WRITTEN INSTRUCTION:
Identify all lines in the data containing the string "State". Copy them out.

* begin DATASET ENTRIES *

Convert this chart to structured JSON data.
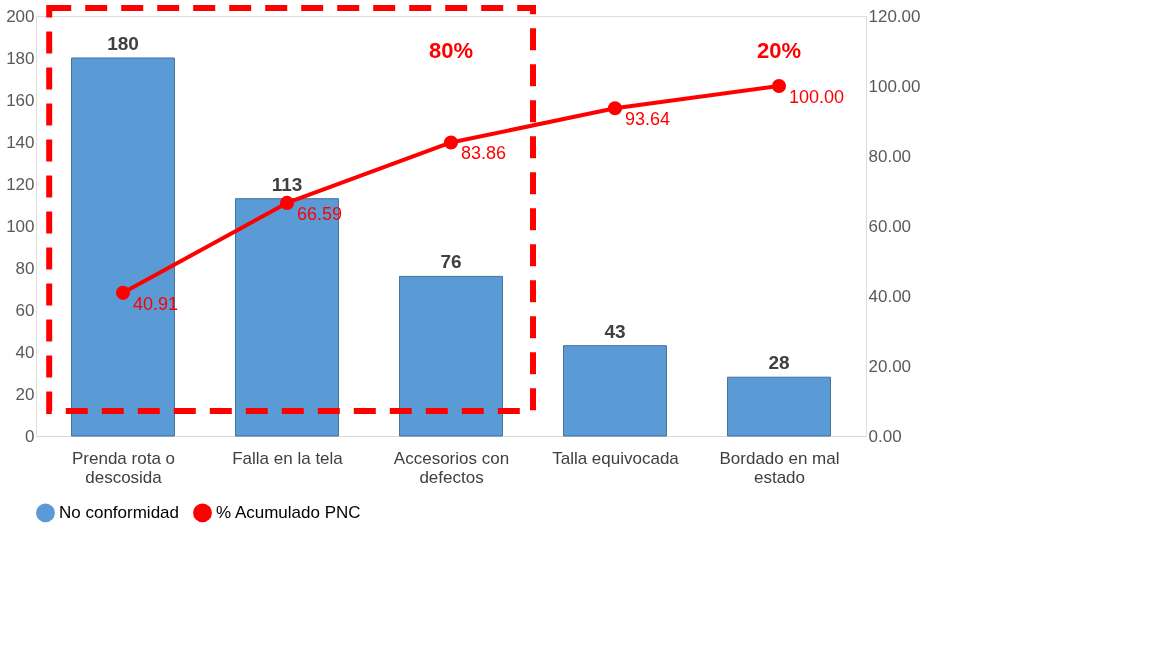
{
  "chart_data": {
    "type": "bar",
    "categories": [
      "Prenda rota o descosida",
      "Falla en la tela",
      "Accesorios con defectos",
      "Talla equivocada",
      "Bordado en mal estado"
    ],
    "series": [
      {
        "name": "No conformidad",
        "color": "#5b9bd5",
        "values": [
          180,
          113,
          76,
          43,
          28
        ],
        "value_labels": [
          "180",
          "113",
          "76",
          "43",
          "28"
        ]
      },
      {
        "name": "% Acumulado PNC",
        "type": "line",
        "axis": "y2",
        "color": "#ff0000",
        "values": [
          40.91,
          66.59,
          83.86,
          93.64,
          100.0
        ],
        "value_labels": [
          "40.91",
          "66.59",
          "83.86",
          "93.64",
          "100.00"
        ]
      }
    ],
    "ylim": [
      0,
      200
    ],
    "yticks": [
      0,
      20,
      40,
      60,
      80,
      100,
      120,
      140,
      160,
      180,
      200
    ],
    "y2lim": [
      0,
      120
    ],
    "y2ticks": [
      {
        "value": 0,
        "label": "0.00"
      },
      {
        "value": 20,
        "label": "20.00"
      },
      {
        "value": 40,
        "label": "40.00"
      },
      {
        "value": 60,
        "label": "60.00"
      },
      {
        "value": 80,
        "label": "80.00"
      },
      {
        "value": 100,
        "label": "100.00"
      },
      {
        "value": 120,
        "label": "120.00"
      }
    ],
    "annotations": [
      "80%",
      "20%"
    ],
    "marker": "circle",
    "line_style": "solid",
    "grid": false,
    "legend": "bottom"
  }
}
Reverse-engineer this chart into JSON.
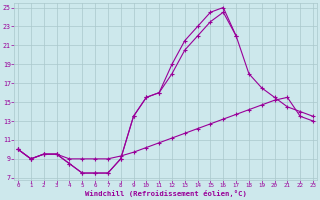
{
  "xlabel": "Windchill (Refroidissement éolien,°C)",
  "x_ticks": [
    0,
    1,
    2,
    3,
    4,
    5,
    6,
    7,
    8,
    9,
    10,
    11,
    12,
    13,
    14,
    15,
    16,
    17,
    18,
    19,
    20,
    21,
    22,
    23
  ],
  "y_ticks": [
    7,
    9,
    11,
    13,
    15,
    17,
    19,
    21,
    23,
    25
  ],
  "xlim": [
    0,
    23
  ],
  "ylim": [
    7,
    25
  ],
  "bg_color": "#cde8ec",
  "line_color": "#990099",
  "grid_color": "#aac8cc",
  "curve1_x": [
    0,
    1,
    2,
    3,
    4,
    5,
    6,
    7,
    8,
    9,
    10,
    11,
    12,
    13,
    14,
    15,
    16,
    17
  ],
  "curve1_y": [
    10.0,
    9.0,
    9.5,
    9.5,
    8.5,
    7.5,
    7.5,
    7.5,
    9.0,
    13.5,
    15.5,
    16.0,
    19.0,
    21.5,
    23.0,
    24.5,
    25.0,
    22.0
  ],
  "curve2_x": [
    0,
    1,
    2,
    3,
    4,
    5,
    6,
    7,
    8,
    9,
    10,
    11,
    12,
    13,
    14,
    15,
    16,
    17,
    18,
    19,
    20,
    21,
    22,
    23
  ],
  "curve2_y": [
    10.0,
    9.0,
    9.5,
    9.5,
    8.5,
    7.5,
    7.5,
    7.5,
    9.0,
    13.5,
    15.5,
    16.0,
    18.0,
    20.5,
    22.0,
    23.5,
    24.5,
    22.0,
    18.0,
    16.5,
    15.5,
    14.5,
    14.0,
    13.5
  ],
  "curve3_x": [
    0,
    1,
    2,
    3,
    4,
    5,
    6,
    7,
    8,
    9,
    10,
    11,
    12,
    13,
    14,
    15,
    16,
    17,
    18,
    19,
    20,
    21,
    22,
    23
  ],
  "curve3_y": [
    10.0,
    9.0,
    9.5,
    9.5,
    9.0,
    9.0,
    9.0,
    9.0,
    9.3,
    9.7,
    10.2,
    10.7,
    11.2,
    11.7,
    12.2,
    12.7,
    13.2,
    13.7,
    14.2,
    14.7,
    15.2,
    15.5,
    13.5,
    13.0
  ]
}
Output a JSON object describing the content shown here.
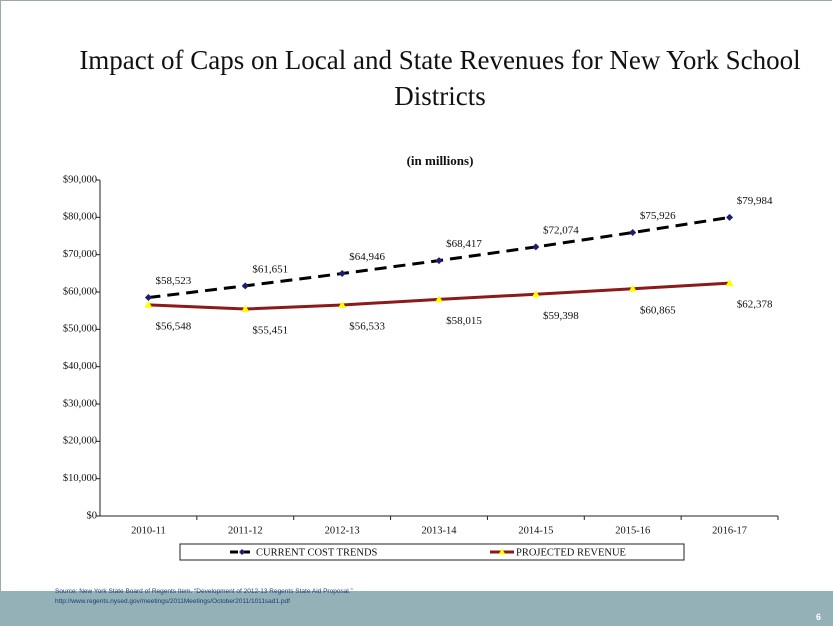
{
  "title": "Impact of Caps on Local and State Revenues for New York School Districts",
  "source": [
    "Source: New York State Board of Regents Item. “Development of 2012-13 Regents State Aid Proposal.”",
    "http://www.regents.nysed.gov/meetings/2011Meetings/October2011/1011sad1.pdf"
  ],
  "page_number": "6",
  "chart_data": {
    "type": "line",
    "subtitle": "(in millions)",
    "categories": [
      "2010-11",
      "2011-12",
      "2012-13",
      "2013-14",
      "2014-15",
      "2015-16",
      "2016-17"
    ],
    "series": [
      {
        "name": "CURRENT COST TRENDS",
        "color": "#000000",
        "marker_color": "#1b1f6e",
        "dashed": true,
        "values": [
          58523,
          61651,
          64946,
          68417,
          72074,
          75926,
          79984
        ],
        "value_labels": [
          "$58,523",
          "$61,651",
          "$64,946",
          "$68,417",
          "$72,074",
          "$75,926",
          "$79,984"
        ]
      },
      {
        "name": "PROJECTED REVENUE",
        "color": "#8b1a1a",
        "marker_color": "#ffff00",
        "dashed": false,
        "values": [
          56548,
          55451,
          56533,
          58015,
          59398,
          60865,
          62378
        ],
        "value_labels": [
          "$56,548",
          "$55,451",
          "$56,533",
          "$58,015",
          "$59,398",
          "$60,865",
          "$62,378"
        ]
      }
    ],
    "ylim": [
      0,
      90000
    ],
    "yticks": [
      {
        "value": 0,
        "label": "$0"
      },
      {
        "value": 10000,
        "label": "$10,000"
      },
      {
        "value": 20000,
        "label": "$20,000"
      },
      {
        "value": 30000,
        "label": "$30,000"
      },
      {
        "value": 40000,
        "label": "$40,000"
      },
      {
        "value": 50000,
        "label": "$50,000"
      },
      {
        "value": 60000,
        "label": "$60,000"
      },
      {
        "value": 70000,
        "label": "$70,000"
      },
      {
        "value": 80000,
        "label": "$80,000"
      },
      {
        "value": 90000,
        "label": "$90,000"
      }
    ],
    "legend": "bottom"
  }
}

* end DATASET ENTRIES *

THE REPLY:
  "title": "Impact of Caps on Local and State Revenues for New York School Districts",
    "Source: New York State Board of Regents Item. “Development of 2012-13 Regents State Aid Proposal.”",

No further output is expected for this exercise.